> Records for processing
* Start *

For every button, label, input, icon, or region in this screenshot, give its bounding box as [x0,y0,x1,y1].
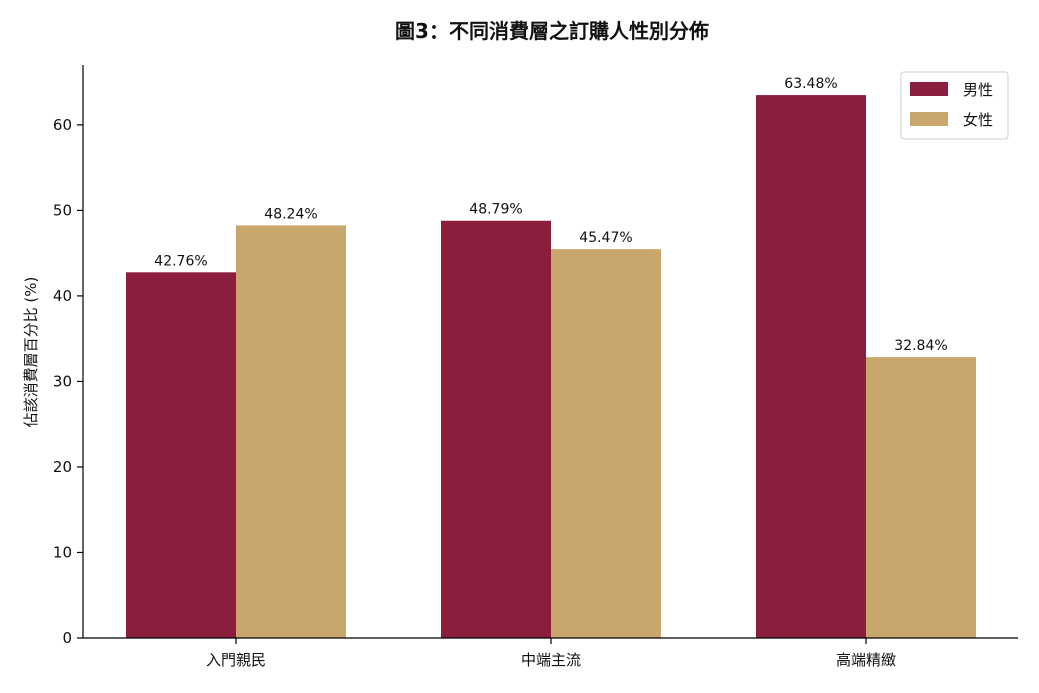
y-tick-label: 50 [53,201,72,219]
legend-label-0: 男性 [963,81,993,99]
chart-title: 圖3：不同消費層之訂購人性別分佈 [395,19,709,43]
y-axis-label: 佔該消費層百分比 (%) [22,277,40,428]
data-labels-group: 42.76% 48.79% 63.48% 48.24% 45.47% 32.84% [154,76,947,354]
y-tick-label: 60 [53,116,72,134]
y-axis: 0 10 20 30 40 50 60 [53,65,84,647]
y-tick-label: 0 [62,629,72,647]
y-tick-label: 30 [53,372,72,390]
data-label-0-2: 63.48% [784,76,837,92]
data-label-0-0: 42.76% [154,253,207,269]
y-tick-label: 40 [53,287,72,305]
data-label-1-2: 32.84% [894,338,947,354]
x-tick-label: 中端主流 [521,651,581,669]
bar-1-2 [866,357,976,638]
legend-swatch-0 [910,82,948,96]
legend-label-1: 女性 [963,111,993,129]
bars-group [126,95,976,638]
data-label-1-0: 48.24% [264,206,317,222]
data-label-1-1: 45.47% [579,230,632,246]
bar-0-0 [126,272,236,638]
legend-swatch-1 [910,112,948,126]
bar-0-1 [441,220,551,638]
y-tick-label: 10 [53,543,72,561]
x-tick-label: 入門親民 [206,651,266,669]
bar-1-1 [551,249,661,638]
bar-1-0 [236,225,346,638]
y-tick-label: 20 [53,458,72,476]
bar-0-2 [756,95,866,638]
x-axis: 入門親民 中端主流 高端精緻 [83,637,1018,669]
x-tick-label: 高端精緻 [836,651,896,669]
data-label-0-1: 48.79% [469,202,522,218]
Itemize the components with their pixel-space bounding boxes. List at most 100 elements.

* End *

> Challenge
Put every line above into a Markdown table with two columns, No. and Line, one numbered row per line. Skip any blank lines and leave the pictures out.

> Reply to the task
| No. | Line |
|---|---|
| 1 | For every button, label, input, icon, or region in this screenshot, give its bounding box as [x0,y0,x1,y1]. |
| 2 | y-tick-label: 50 [53,201,72,219] |
| 3 | legend-label-0: 男性 [963,81,993,99] |
| 4 | chart-title: 圖3：不同消費層之訂購人性別分佈 [395,19,709,43] |
| 5 | y-axis-label: 佔該消費層百分比 (%) [22,277,40,428] |
| 6 | data-labels-group: 42.76% 48.79% 63.48% 48.24% 45.47% 32.84% [154,76,947,354] |
| 7 | y-tick-label: 60 [53,116,72,134] |
| 8 | y-axis: 0 10 20 30 40 50 60 [53,65,84,647] |
| 9 | y-tick-label: 0 [62,629,72,647] |
| 10 | y-tick-label: 30 [53,372,72,390] |
| 11 | data-label-0-2: 63.48% [784,76,837,92] |
| 12 | data-label-0-0: 42.76% [154,253,207,269] |
| 13 | y-tick-label: 40 [53,287,72,305] |
| 14 | data-label-1-2: 32.84% [894,338,947,354] |
| 15 | x-tick-label: 中端主流 [521,651,581,669] |
| 16 | bar-1-2 [866,357,976,638] |
| 17 | legend-swatch-0 [910,82,948,96] |
| 18 | legend-label-1: 女性 [963,111,993,129] |
| 19 | bars-group [126,95,976,638] |
| 20 | data-label-1-0: 48.24% [264,206,317,222] |
| 21 | data-label-1-1: 45.47% [579,230,632,246] |
| 22 | bar-0-0 [126,272,236,638] |
| 23 | legend-swatch-1 [910,112,948,126] |
| 24 | bar-0-1 [441,220,551,638] |
| 25 | y-tick-label: 10 [53,543,72,561] |
| 26 | x-tick-label: 入門親民 [206,651,266,669] |
| 27 | bar-1-1 [551,249,661,638] |
| 28 | bar-1-0 [236,225,346,638] |
| 29 | y-tick-label: 20 [53,458,72,476] |
| 30 | bar-0-2 [756,95,866,638] |
| 31 | x-axis: 入門親民 中端主流 高端精緻 [83,637,1018,669] |
| 32 | x-tick-label: 高端精緻 [836,651,896,669] |
| 33 | data-label-0-1: 48.79% [469,202,522,218] |
| 34 | Itemize the components with their pixel-space bounding boxes. List at most 100 elements. |